--- begin SELECTED EXTRACT ---

Re: parsing hostname -- implementation feedback

> The problem is in the production for 'qualified'.  To determine 
> whether an incoming ".abc" is a 'domainlabel' or a 'toplabel' requires 
> a significant lookahead, to the following '.' (if present) and the 
> character following that.  To determine if an incoming ".123" is valid 
> can require an arbitrarily long lookahead (e.g. 
> http://0.123.4.5.6.7.8.9.10.11.12.13.x/).
>
> I think parsing precisely according to the syntax would be greatly 
> simplified if the syntax were relaxed so that:
>
>   qualified = *( "." domainlabel ) [ "." ]
>
> i.e. drop the syntactic prohibition of URIs like this:
>
>   http://www.example.123./foo
>
> I appreciate this is not strictly correct, but I see no practical harm 
> from defining the syntax in this way and asserting the form of the 
> final domain label as an extra-syntactic constraint.  A (limited) few 
> tests with my browser  suggest that it does not syntactically prohibit 
> numeric top-level domain labels, but simply reports that the domain 
> cannot be found.

--- end SELECTED EXTRACT ---
--- begin DATA SHOWN ---

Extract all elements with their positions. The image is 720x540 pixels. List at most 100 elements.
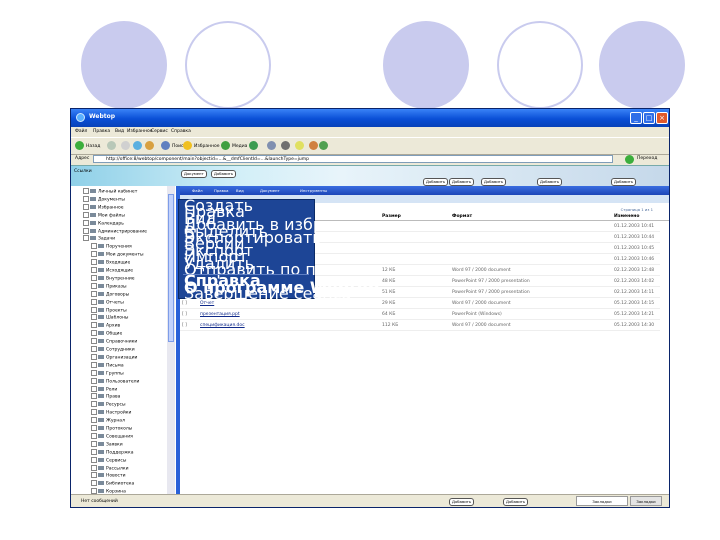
tree-item[interactable]: Мои файлы bbox=[83, 211, 125, 220]
tree-item[interactable]: Заявки bbox=[91, 440, 123, 449]
table-row[interactable]: [ ] спецификация.doc 112 КБ Word 97 / 2000 … bbox=[180, 321, 660, 331]
header-tab[interactable]: Инструменты bbox=[300, 188, 327, 193]
tree-item[interactable]: Справочники bbox=[91, 338, 137, 346]
expand-toggle-icon[interactable] bbox=[91, 377, 97, 384]
expand-toggle-icon[interactable] bbox=[91, 290, 97, 297]
tree-item[interactable]: Мои документы bbox=[91, 251, 144, 259]
menu-view[interactable]: Вид bbox=[115, 129, 124, 134]
home-button[interactable] bbox=[145, 141, 156, 151]
tree-item[interactable]: Архив bbox=[91, 322, 120, 330]
tree-item[interactable]: Ресурсы bbox=[91, 401, 126, 409]
print-button[interactable] bbox=[281, 141, 292, 151]
tree-item[interactable]: Протоколы bbox=[91, 425, 132, 433]
expand-toggle-icon[interactable] bbox=[91, 353, 97, 360]
menu-help[interactable]: Справка bbox=[171, 129, 191, 134]
close-button[interactable]: × bbox=[656, 112, 668, 124]
tab-bookmarks[interactable]: Закладки bbox=[576, 496, 628, 506]
tree-item[interactable]: Совещания bbox=[91, 432, 133, 441]
tree-item[interactable]: Общие bbox=[91, 330, 122, 338]
expand-toggle-icon[interactable] bbox=[91, 274, 97, 281]
menu-item[interactable]: Завершение сеанса bbox=[184, 286, 351, 302]
tree-item[interactable]: Задачи bbox=[83, 235, 115, 243]
banner-button[interactable]: Добавить bbox=[423, 178, 449, 186]
menu-tools[interactable]: Сервис bbox=[151, 129, 168, 134]
expand-toggle-icon[interactable] bbox=[91, 448, 97, 455]
header-tab[interactable]: Документ bbox=[260, 188, 280, 193]
tree-item[interactable]: Документы bbox=[83, 195, 125, 204]
go-button[interactable]: Переход bbox=[637, 156, 657, 161]
banner-button[interactable]: Добавить bbox=[537, 178, 563, 186]
expand-toggle-icon[interactable] bbox=[91, 338, 97, 345]
edit-button[interactable] bbox=[295, 141, 306, 151]
expand-toggle-icon[interactable] bbox=[91, 314, 97, 321]
expand-toggle-icon[interactable] bbox=[91, 401, 97, 408]
column-size[interactable]: Размер bbox=[382, 214, 401, 219]
tree-item[interactable]: Внутренние bbox=[91, 274, 135, 283]
tree-item[interactable]: Организации bbox=[91, 353, 137, 362]
back-button[interactable]: Назад bbox=[75, 141, 100, 151]
expand-toggle-icon[interactable] bbox=[91, 425, 97, 431]
tree-item[interactable]: Настройки bbox=[91, 409, 131, 417]
tree-item[interactable]: Личный кабинет bbox=[83, 188, 137, 196]
tree-item[interactable]: Проекты bbox=[91, 306, 127, 315]
banner-button[interactable]: Добавить bbox=[481, 178, 507, 186]
address-input[interactable]: http://office:8/webtop/component/main?ob… bbox=[93, 155, 613, 163]
expand-toggle-icon[interactable] bbox=[91, 409, 97, 416]
tree-item[interactable]: Сотрудники bbox=[91, 346, 135, 354]
media-button[interactable]: Медиа bbox=[221, 141, 247, 151]
tree-item[interactable]: Исходящие bbox=[91, 267, 133, 275]
expand-toggle-icon[interactable] bbox=[91, 282, 97, 289]
tree-item[interactable]: Поддержка bbox=[91, 448, 134, 457]
expand-toggle-icon[interactable] bbox=[91, 464, 97, 471]
tree-item[interactable]: Письма bbox=[91, 361, 124, 370]
tree-item[interactable]: Роли bbox=[91, 385, 117, 394]
expand-toggle-icon[interactable] bbox=[91, 251, 97, 258]
table-row[interactable]: [ ] презентация.ppt 64 КБ PowerPoint (Windo… bbox=[180, 310, 660, 320]
header-tab[interactable]: Файл bbox=[192, 188, 203, 193]
expand-toggle-icon[interactable] bbox=[91, 472, 97, 479]
expand-toggle-icon[interactable] bbox=[91, 432, 97, 439]
expand-toggle-icon[interactable] bbox=[91, 298, 97, 305]
header-tab[interactable]: Правка bbox=[214, 188, 228, 193]
tree-item[interactable]: Входящие bbox=[91, 259, 130, 267]
expand-toggle-icon[interactable] bbox=[91, 361, 97, 368]
tree-item[interactable]: Календарь bbox=[83, 219, 124, 228]
expand-toggle-icon[interactable] bbox=[91, 330, 97, 337]
expand-toggle-icon[interactable] bbox=[83, 211, 89, 218]
tree-item[interactable]: Договоры bbox=[91, 290, 129, 299]
banner-button[interactable]: Добавить bbox=[449, 178, 475, 186]
expand-toggle-icon[interactable] bbox=[91, 480, 97, 487]
expand-toggle-icon[interactable] bbox=[91, 456, 97, 463]
header-tab[interactable]: Вид bbox=[236, 188, 244, 193]
tree-item[interactable]: Библиотека bbox=[91, 480, 134, 488]
maximize-button[interactable]: □ bbox=[643, 112, 655, 124]
expand-toggle-icon[interactable] bbox=[91, 322, 97, 329]
tree-item[interactable]: Группы bbox=[91, 369, 124, 378]
expand-toggle-icon[interactable] bbox=[83, 188, 89, 194]
tree-item[interactable]: Новости bbox=[91, 472, 126, 480]
tree-item[interactable]: Рассылки bbox=[91, 464, 129, 473]
tree-item[interactable]: Избранное bbox=[83, 203, 124, 212]
menu-edit[interactable]: Правка bbox=[93, 129, 110, 134]
expand-toggle-icon[interactable] bbox=[91, 259, 97, 266]
tree-item[interactable]: Отчеты bbox=[91, 298, 124, 307]
menu-file[interactable]: Файл bbox=[75, 129, 87, 134]
status-button[interactable]: Добавить bbox=[503, 498, 529, 506]
expand-toggle-icon[interactable] bbox=[91, 440, 97, 447]
status-button[interactable]: Добавить bbox=[449, 498, 475, 506]
expand-toggle-icon[interactable] bbox=[91, 417, 97, 424]
scroll-thumb[interactable] bbox=[168, 194, 174, 342]
tab-bookmarks-2[interactable]: Закладки bbox=[630, 496, 662, 506]
banner-button[interactable]: Документ bbox=[181, 170, 207, 178]
row-checkbox[interactable]: [ ] bbox=[182, 310, 187, 319]
refresh-button[interactable] bbox=[133, 141, 144, 151]
tree-scrollbar[interactable] bbox=[167, 186, 175, 494]
favorites-button[interactable]: Избранное bbox=[183, 141, 220, 151]
mail-button[interactable] bbox=[267, 141, 278, 151]
row-checkbox[interactable]: [ ] bbox=[182, 321, 187, 330]
tree-item[interactable]: Приказы bbox=[91, 282, 127, 291]
expand-toggle-icon[interactable] bbox=[83, 219, 89, 226]
tree-item[interactable]: Журнал bbox=[91, 417, 125, 425]
messenger-button[interactable] bbox=[319, 141, 330, 151]
tree-item[interactable]: Пользователи bbox=[91, 377, 139, 386]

--- end DATA SHOWN ---

## REQUIRED ACTIONS
a. According to the hostname parsing message, what does the writer's browser report for numeric top-level domain labels?
b. Carry on the hostname parsing message from its last sentence.
The rows are separate material from the hostname parsing message.

## TASK-BY-TASK ANSWERS
a. It reports that the domain cannot be found.

b.
Doing that would cause the syntax to be ambiguous in regards to IPv4
addresses, which is why that syntax was added to the specification
in the first place.  The reason that literal IP addresses are explicitly
denoted is because applications are encouraged to convert them
directly to numeric IP rather than send everything to a DNS resolver.

> If you really want to keep the syntactic constraint in place, I 
> suggest an alternative approach:
>
> hostname  = qualified
> qualified = numericlabel "." qualified /
>             toplabel [ "." [qualified] ]
>
> numericlabel = DIGIT [ 0*61( alphanum / "-" ) alphanum

Well, that is harder for people to understand, but I agree that it is
better for LALR parsers.

> ...
>
> I think there's a typo in the syntax production for 'toplabel':
>
> s/alpha/ALPHA/ ?

Yes, thanks for noting it.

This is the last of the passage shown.